— Start Provided records —

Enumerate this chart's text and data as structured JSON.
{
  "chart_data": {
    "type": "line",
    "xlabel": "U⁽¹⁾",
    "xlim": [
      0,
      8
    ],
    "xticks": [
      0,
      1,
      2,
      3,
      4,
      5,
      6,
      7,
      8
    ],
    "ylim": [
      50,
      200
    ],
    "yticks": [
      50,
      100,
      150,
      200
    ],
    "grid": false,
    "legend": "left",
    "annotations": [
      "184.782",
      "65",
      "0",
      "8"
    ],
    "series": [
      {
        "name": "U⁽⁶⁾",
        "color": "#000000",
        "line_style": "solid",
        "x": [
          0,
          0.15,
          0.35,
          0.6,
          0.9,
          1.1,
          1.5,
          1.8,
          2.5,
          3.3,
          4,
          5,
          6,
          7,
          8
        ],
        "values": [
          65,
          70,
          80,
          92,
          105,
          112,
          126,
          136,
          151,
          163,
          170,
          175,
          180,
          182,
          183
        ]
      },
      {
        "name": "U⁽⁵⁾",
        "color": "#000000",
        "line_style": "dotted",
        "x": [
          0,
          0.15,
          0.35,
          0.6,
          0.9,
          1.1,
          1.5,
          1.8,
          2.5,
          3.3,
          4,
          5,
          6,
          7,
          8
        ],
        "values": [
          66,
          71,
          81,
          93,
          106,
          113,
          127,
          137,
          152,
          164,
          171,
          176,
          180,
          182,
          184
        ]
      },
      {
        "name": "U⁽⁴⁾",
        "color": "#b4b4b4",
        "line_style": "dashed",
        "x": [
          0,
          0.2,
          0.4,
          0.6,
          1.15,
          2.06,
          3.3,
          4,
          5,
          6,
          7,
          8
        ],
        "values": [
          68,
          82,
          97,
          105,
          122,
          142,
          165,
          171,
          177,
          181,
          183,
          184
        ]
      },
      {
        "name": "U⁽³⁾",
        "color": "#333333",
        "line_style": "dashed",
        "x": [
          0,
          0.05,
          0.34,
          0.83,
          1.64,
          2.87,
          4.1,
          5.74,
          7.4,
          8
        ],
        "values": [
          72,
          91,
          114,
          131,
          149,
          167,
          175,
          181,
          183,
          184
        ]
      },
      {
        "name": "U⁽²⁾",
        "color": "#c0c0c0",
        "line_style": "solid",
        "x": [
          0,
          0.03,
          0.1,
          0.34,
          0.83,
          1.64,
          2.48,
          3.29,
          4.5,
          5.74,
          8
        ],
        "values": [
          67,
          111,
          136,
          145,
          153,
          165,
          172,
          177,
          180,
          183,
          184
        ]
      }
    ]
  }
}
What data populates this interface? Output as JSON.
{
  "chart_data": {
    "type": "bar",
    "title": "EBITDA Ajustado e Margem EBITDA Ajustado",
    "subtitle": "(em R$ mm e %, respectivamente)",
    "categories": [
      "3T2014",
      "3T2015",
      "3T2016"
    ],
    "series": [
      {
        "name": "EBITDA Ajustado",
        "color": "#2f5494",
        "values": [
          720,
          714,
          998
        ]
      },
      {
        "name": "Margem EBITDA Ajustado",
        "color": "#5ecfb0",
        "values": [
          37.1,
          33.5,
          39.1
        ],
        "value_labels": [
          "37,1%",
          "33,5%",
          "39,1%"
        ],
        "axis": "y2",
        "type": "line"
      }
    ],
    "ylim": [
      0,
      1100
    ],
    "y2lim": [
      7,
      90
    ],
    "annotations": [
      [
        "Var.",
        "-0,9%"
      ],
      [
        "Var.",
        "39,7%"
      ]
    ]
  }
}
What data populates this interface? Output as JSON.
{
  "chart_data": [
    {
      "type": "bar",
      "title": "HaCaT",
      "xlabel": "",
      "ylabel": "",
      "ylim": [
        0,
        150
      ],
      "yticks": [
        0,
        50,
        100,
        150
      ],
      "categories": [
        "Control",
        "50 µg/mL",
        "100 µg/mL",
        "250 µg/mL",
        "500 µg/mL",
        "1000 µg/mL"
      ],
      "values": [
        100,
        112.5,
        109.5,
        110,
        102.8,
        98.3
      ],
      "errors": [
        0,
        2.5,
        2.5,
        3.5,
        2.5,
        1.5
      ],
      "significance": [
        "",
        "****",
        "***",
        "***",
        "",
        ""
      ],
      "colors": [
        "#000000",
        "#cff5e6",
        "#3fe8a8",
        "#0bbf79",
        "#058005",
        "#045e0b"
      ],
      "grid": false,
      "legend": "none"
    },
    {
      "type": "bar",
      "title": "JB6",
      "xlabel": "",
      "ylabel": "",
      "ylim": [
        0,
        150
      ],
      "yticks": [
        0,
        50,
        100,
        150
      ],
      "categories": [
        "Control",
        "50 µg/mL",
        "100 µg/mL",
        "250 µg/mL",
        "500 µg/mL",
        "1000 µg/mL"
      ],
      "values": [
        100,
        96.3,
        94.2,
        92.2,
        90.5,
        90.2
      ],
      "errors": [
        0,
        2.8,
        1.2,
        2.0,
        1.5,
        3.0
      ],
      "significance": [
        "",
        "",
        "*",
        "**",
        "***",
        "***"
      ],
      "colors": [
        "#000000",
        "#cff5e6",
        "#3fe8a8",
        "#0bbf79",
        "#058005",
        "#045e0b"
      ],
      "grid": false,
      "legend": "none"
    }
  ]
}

— End Provided records —

What you will do =>
Pull out each line of the entries that contains "EBITDA".

Written answer =>
    "title": "EBITDA Ajustado e Margem EBITDA Ajustado",
        "name": "EBITDA Ajustado",
        "name": "Margem EBITDA Ajustado",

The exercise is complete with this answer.